Output all lines exactly.

→ **Material for the task**
====
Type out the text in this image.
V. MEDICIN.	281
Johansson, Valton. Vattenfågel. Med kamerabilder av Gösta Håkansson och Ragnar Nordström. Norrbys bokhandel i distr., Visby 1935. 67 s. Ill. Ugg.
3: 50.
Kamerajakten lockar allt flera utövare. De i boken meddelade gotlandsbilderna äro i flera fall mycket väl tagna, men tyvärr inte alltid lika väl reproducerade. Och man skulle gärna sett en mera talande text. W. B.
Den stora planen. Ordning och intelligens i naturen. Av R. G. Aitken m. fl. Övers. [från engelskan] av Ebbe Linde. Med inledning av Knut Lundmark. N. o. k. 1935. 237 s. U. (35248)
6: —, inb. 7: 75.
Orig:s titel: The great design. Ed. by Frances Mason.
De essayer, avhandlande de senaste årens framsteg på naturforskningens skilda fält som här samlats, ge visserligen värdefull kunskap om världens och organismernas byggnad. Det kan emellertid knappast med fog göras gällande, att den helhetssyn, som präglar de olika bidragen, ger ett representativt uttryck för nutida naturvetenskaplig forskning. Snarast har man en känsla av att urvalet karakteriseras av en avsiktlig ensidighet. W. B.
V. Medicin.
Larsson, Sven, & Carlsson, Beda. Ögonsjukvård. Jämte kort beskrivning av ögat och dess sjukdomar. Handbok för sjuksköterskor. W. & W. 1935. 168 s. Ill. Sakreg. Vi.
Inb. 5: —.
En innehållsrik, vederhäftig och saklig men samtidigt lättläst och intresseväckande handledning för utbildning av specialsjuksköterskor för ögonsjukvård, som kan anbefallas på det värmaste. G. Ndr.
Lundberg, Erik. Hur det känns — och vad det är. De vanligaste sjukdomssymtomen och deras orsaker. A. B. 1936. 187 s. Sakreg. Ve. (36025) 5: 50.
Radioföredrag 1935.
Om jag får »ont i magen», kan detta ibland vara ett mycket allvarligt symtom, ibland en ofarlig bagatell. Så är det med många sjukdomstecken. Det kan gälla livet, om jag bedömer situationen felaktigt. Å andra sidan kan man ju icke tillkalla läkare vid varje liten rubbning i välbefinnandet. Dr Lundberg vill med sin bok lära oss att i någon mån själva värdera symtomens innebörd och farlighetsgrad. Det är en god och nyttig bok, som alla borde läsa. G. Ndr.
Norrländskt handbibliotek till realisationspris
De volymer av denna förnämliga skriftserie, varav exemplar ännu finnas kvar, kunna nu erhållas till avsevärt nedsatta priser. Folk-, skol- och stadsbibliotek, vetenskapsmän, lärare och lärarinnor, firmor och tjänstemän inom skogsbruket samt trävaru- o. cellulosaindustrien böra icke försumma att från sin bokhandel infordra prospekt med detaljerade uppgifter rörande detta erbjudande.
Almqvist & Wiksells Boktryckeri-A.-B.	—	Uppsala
====
→ **Result for this task**
Type out the text in this image.
V. MEDICIN.	281
Johansson, Valton. Vattenfågel. Med kamerabilder av Gösta Håkansson och Ragnar Nordström. Norrbys bokhandel i distr., Visby 1935. 67 s. Ill. Ugg.
3: 50.
Kamerajakten lockar allt flera utövare. De i boken meddelade gotlandsbilderna äro i flera fall mycket väl tagna, men tyvärr inte alltid lika väl reproducerade. Och man skulle gärna sett en mera talande text. W. B.
Den stora planen. Ordning och intelligens i naturen. Av R. G. Aitken m. fl. Övers. [från engelskan] av Ebbe Linde. Med inledning av Knut Lundmark. N. o. k. 1935. 237 s. U. (35248)
6: —, inb. 7: 75.
Orig:s titel: The great design. Ed. by Frances Mason.
De essayer, avhandlande de senaste årens framsteg på naturforskningens skilda fält som här samlats, ge visserligen värdefull kunskap om världens och organismernas byggnad. Det kan emellertid knappast med fog göras gällande, att den helhetssyn, som präglar de olika bidragen, ger ett representativt uttryck för nutida naturvetenskaplig forskning. Snarast har man en känsla av att urvalet karakteriseras av en avsiktlig ensidighet. W. B.
V. Medicin.
Larsson, Sven, & Carlsson, Beda. Ögonsjukvård. Jämte kort beskrivning av ögat och dess sjukdomar. Handbok för sjuksköterskor. W. & W. 1935. 168 s. Ill. Sakreg. Vi.
Inb. 5: —.
En innehållsrik, vederhäftig och saklig men samtidigt lättläst och intresseväckande handledning för utbildning av specialsjuksköterskor för ögonsjukvård, som kan anbefallas på det värmaste. G. Ndr.
Lundberg, Erik. Hur det känns — och vad det är. De vanligaste sjukdomssymtomen och deras orsaker. A. B. 1936. 187 s. Sakreg. Ve. (36025) 5: 50.
Radioföredrag 1935.
Om jag får »ont i magen», kan detta ibland vara ett mycket allvarligt symtom, ibland en ofarlig bagatell. Så är det med många sjukdomstecken. Det kan gälla livet, om jag bedömer situationen felaktigt. Å andra sidan kan man ju icke tillkalla läkare vid varje liten rubbning i välbefinnandet. Dr Lundberg vill med sin bok lära oss att i någon mån själva värdera symtomens innebörd och farlighetsgrad. Det är en god och nyttig bok, som alla borde läsa. G. Ndr.
Norrländskt handbibliotek till realisationspris
De volymer av denna förnämliga skriftserie, varav exemplar ännu finnas kvar, kunna nu erhållas till avsevärt nedsatta priser. Folk-, skol- och stadsbibliotek, vetenskapsmän, lärare och lärarinnor, firmor och tjänstemän inom skogsbruket samt trävaru- o. cellulosaindustrien böra icke försumma att från sin bokhandel infordra prospekt med detaljerade uppgifter rörande detta erbjudande.
Almqvist & Wiksells Boktryckeri-A.-B.	—	Uppsala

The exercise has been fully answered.